[Items from a dataset]
[START]
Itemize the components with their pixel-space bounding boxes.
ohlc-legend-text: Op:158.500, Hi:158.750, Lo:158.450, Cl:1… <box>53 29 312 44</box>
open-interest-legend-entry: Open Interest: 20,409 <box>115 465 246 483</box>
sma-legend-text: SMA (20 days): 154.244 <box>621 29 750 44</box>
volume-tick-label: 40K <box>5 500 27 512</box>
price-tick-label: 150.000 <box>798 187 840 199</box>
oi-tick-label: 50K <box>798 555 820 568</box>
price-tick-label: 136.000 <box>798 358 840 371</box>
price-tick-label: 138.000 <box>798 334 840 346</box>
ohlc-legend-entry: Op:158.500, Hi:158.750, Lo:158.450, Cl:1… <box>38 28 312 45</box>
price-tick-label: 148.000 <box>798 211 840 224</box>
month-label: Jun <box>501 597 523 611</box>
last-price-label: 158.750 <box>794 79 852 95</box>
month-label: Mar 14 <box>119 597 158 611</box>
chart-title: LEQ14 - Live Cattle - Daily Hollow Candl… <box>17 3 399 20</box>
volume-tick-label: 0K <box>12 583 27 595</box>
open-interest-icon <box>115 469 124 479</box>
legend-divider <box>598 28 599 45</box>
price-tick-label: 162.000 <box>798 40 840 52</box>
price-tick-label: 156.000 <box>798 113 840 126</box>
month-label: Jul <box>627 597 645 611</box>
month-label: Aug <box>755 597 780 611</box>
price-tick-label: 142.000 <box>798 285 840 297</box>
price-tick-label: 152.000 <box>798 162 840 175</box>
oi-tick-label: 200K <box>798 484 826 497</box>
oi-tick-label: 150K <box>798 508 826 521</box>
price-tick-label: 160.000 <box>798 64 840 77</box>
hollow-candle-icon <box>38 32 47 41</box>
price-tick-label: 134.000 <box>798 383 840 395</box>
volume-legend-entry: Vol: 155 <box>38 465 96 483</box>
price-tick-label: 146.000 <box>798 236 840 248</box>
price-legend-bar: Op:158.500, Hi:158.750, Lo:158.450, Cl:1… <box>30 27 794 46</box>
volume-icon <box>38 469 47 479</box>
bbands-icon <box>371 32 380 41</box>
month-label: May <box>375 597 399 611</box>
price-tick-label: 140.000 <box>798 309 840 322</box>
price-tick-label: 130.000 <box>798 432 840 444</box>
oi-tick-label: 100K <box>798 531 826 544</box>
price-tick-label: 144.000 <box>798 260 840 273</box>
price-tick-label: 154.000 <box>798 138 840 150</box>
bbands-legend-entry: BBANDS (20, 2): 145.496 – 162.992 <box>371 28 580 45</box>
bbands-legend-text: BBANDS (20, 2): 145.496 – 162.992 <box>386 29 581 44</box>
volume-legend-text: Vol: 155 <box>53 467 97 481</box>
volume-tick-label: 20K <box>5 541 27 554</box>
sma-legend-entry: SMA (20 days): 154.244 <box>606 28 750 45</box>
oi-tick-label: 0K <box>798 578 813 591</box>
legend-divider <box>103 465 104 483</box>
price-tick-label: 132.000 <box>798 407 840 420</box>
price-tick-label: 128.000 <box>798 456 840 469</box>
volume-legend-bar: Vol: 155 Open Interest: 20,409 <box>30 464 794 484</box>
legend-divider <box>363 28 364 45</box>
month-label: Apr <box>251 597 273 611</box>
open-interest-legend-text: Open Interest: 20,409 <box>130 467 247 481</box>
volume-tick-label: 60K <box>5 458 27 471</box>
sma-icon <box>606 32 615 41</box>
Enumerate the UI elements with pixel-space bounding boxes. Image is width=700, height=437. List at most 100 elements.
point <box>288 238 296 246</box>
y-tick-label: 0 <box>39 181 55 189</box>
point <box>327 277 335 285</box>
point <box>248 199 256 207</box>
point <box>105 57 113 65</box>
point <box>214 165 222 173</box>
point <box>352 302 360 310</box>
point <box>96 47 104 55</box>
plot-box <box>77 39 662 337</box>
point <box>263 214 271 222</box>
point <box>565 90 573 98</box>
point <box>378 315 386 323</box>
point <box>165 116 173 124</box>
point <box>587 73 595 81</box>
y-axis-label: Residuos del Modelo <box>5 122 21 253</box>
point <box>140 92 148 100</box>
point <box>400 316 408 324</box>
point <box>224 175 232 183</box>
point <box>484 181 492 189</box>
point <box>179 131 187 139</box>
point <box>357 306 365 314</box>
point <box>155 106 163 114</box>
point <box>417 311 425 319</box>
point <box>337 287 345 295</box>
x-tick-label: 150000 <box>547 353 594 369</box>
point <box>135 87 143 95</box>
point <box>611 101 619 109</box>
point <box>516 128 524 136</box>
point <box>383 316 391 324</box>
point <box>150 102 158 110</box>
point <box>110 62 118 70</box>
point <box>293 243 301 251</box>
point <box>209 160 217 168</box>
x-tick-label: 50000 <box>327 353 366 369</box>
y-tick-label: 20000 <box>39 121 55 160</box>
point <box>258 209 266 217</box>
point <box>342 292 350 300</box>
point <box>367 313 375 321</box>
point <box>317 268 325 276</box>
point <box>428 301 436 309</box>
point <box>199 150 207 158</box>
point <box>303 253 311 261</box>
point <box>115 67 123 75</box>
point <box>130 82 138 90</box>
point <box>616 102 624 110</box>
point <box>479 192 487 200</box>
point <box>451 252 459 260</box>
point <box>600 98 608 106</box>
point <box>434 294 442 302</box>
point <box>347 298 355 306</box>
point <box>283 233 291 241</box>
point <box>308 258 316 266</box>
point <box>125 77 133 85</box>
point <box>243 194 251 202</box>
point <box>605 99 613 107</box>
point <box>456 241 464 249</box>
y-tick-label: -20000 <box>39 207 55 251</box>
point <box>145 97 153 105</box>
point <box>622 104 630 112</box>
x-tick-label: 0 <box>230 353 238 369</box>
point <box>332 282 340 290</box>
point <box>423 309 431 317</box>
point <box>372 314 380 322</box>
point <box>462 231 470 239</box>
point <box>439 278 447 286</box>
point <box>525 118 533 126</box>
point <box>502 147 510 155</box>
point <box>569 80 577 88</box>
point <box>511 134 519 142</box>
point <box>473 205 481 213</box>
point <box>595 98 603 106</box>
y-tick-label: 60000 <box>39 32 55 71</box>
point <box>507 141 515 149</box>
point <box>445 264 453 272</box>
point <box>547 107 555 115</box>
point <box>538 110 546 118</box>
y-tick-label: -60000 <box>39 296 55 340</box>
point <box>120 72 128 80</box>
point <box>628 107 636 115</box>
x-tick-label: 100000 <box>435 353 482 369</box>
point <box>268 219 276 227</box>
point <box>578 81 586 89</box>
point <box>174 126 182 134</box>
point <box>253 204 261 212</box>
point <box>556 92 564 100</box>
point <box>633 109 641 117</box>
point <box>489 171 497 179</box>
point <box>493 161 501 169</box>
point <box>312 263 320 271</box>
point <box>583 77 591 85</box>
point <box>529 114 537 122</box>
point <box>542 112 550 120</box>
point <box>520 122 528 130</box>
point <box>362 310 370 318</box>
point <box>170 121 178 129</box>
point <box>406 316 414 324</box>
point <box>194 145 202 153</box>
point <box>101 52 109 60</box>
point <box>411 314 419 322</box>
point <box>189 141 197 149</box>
[END]
Task details ->
Please output every line of the listing above, character for character.

Written reply ->
Itemize the components with their pixel-space bounding boxes.
ohlc-legend-text: Op:158.500, Hi:158.750, Lo:158.450, Cl:1… <box>53 29 312 44</box>
open-interest-legend-entry: Open Interest: 20,409 <box>115 465 246 483</box>
sma-legend-text: SMA (20 days): 154.244 <box>621 29 750 44</box>
volume-tick-label: 40K <box>5 500 27 512</box>
price-tick-label: 150.000 <box>798 187 840 199</box>
oi-tick-label: 50K <box>798 555 820 568</box>
price-tick-label: 136.000 <box>798 358 840 371</box>
price-tick-label: 138.000 <box>798 334 840 346</box>
ohlc-legend-entry: Op:158.500, Hi:158.750, Lo:158.450, Cl:1… <box>38 28 312 45</box>
price-tick-label: 148.000 <box>798 211 840 224</box>
month-label: Jun <box>501 597 523 611</box>
last-price-label: 158.750 <box>794 79 852 95</box>
month-label: Mar 14 <box>119 597 158 611</box>
chart-title: LEQ14 - Live Cattle - Daily Hollow Candl… <box>17 3 399 20</box>
volume-tick-label: 0K <box>12 583 27 595</box>
open-interest-icon <box>115 469 124 479</box>
legend-divider <box>598 28 599 45</box>
price-tick-label: 162.000 <box>798 40 840 52</box>
price-tick-label: 156.000 <box>798 113 840 126</box>
month-label: Jul <box>627 597 645 611</box>
month-label: Aug <box>755 597 780 611</box>
price-tick-label: 142.000 <box>798 285 840 297</box>
price-tick-label: 152.000 <box>798 162 840 175</box>
oi-tick-label: 200K <box>798 484 826 497</box>
oi-tick-label: 150K <box>798 508 826 521</box>
price-tick-label: 160.000 <box>798 64 840 77</box>
hollow-candle-icon <box>38 32 47 41</box>
price-tick-label: 134.000 <box>798 383 840 395</box>
volume-legend-entry: Vol: 155 <box>38 465 96 483</box>
price-tick-label: 146.000 <box>798 236 840 248</box>
price-legend-bar: Op:158.500, Hi:158.750, Lo:158.450, Cl:1… <box>30 27 794 46</box>
volume-icon <box>38 469 47 479</box>
bbands-icon <box>371 32 380 41</box>
month-label: May <box>375 597 399 611</box>
price-tick-label: 140.000 <box>798 309 840 322</box>
price-tick-label: 130.000 <box>798 432 840 444</box>
oi-tick-label: 100K <box>798 531 826 544</box>
price-tick-label: 144.000 <box>798 260 840 273</box>
price-tick-label: 154.000 <box>798 138 840 150</box>
bbands-legend-entry: BBANDS (20, 2): 145.496 – 162.992 <box>371 28 580 45</box>
bbands-legend-text: BBANDS (20, 2): 145.496 – 162.992 <box>386 29 581 44</box>
volume-legend-text: Vol: 155 <box>53 467 97 481</box>
volume-tick-label: 20K <box>5 541 27 554</box>
sma-legend-entry: SMA (20 days): 154.244 <box>606 28 750 45</box>
oi-tick-label: 0K <box>798 578 813 591</box>
legend-divider <box>103 465 104 483</box>
price-tick-label: 132.000 <box>798 407 840 420</box>
price-tick-label: 128.000 <box>798 456 840 469</box>
volume-legend-bar: Vol: 155 Open Interest: 20,409 <box>30 464 794 484</box>
legend-divider <box>363 28 364 45</box>
month-label: Apr <box>251 597 273 611</box>
open-interest-legend-text: Open Interest: 20,409 <box>130 467 247 481</box>
volume-tick-label: 60K <box>5 458 27 471</box>
sma-icon <box>606 32 615 41</box>
Enumerate the UI elements with pixel-space bounding boxes. Image is width=700, height=437. List at most 100 elements.
point <box>288 238 296 246</box>
y-tick-label: 0 <box>39 181 55 189</box>
point <box>327 277 335 285</box>
point <box>248 199 256 207</box>
point <box>105 57 113 65</box>
point <box>214 165 222 173</box>
point <box>352 302 360 310</box>
point <box>96 47 104 55</box>
plot-box <box>77 39 662 337</box>
point <box>263 214 271 222</box>
point <box>565 90 573 98</box>
point <box>378 315 386 323</box>
point <box>165 116 173 124</box>
point <box>587 73 595 81</box>
y-axis-label: Residuos del Modelo <box>5 122 21 253</box>
point <box>140 92 148 100</box>
point <box>400 316 408 324</box>
point <box>224 175 232 183</box>
point <box>484 181 492 189</box>
point <box>179 131 187 139</box>
point <box>357 306 365 314</box>
point <box>155 106 163 114</box>
point <box>417 311 425 319</box>
point <box>337 287 345 295</box>
x-tick-label: 150000 <box>547 353 594 369</box>
point <box>135 87 143 95</box>
point <box>611 101 619 109</box>
point <box>516 128 524 136</box>
point <box>383 316 391 324</box>
point <box>150 102 158 110</box>
point <box>110 62 118 70</box>
point <box>293 243 301 251</box>
point <box>209 160 217 168</box>
x-tick-label: 50000 <box>327 353 366 369</box>
y-tick-label: 20000 <box>39 121 55 160</box>
point <box>258 209 266 217</box>
point <box>342 292 350 300</box>
point <box>367 313 375 321</box>
point <box>317 268 325 276</box>
point <box>428 301 436 309</box>
point <box>199 150 207 158</box>
point <box>303 253 311 261</box>
point <box>115 67 123 75</box>
point <box>130 82 138 90</box>
point <box>616 102 624 110</box>
point <box>479 192 487 200</box>
point <box>451 252 459 260</box>
point <box>600 98 608 106</box>
point <box>434 294 442 302</box>
point <box>347 298 355 306</box>
point <box>283 233 291 241</box>
point <box>308 258 316 266</box>
point <box>125 77 133 85</box>
point <box>243 194 251 202</box>
point <box>605 99 613 107</box>
point <box>456 241 464 249</box>
y-tick-label: -20000 <box>39 207 55 251</box>
point <box>145 97 153 105</box>
point <box>622 104 630 112</box>
x-tick-label: 0 <box>230 353 238 369</box>
point <box>332 282 340 290</box>
point <box>423 309 431 317</box>
point <box>372 314 380 322</box>
point <box>462 231 470 239</box>
point <box>439 278 447 286</box>
point <box>525 118 533 126</box>
point <box>502 147 510 155</box>
point <box>569 80 577 88</box>
point <box>511 134 519 142</box>
point <box>473 205 481 213</box>
point <box>595 98 603 106</box>
y-tick-label: 60000 <box>39 32 55 71</box>
point <box>507 141 515 149</box>
point <box>445 264 453 272</box>
point <box>547 107 555 115</box>
point <box>538 110 546 118</box>
y-tick-label: -60000 <box>39 296 55 340</box>
point <box>120 72 128 80</box>
point <box>628 107 636 115</box>
x-tick-label: 100000 <box>435 353 482 369</box>
point <box>268 219 276 227</box>
point <box>578 81 586 89</box>
point <box>174 126 182 134</box>
point <box>253 204 261 212</box>
point <box>556 92 564 100</box>
point <box>633 109 641 117</box>
point <box>489 171 497 179</box>
point <box>493 161 501 169</box>
point <box>312 263 320 271</box>
point <box>583 77 591 85</box>
point <box>529 114 537 122</box>
point <box>542 112 550 120</box>
point <box>520 122 528 130</box>
point <box>362 310 370 318</box>
point <box>170 121 178 129</box>
point <box>406 316 414 324</box>
point <box>194 145 202 153</box>
point <box>101 52 109 60</box>
point <box>411 314 419 322</box>
point <box>189 141 197 149</box>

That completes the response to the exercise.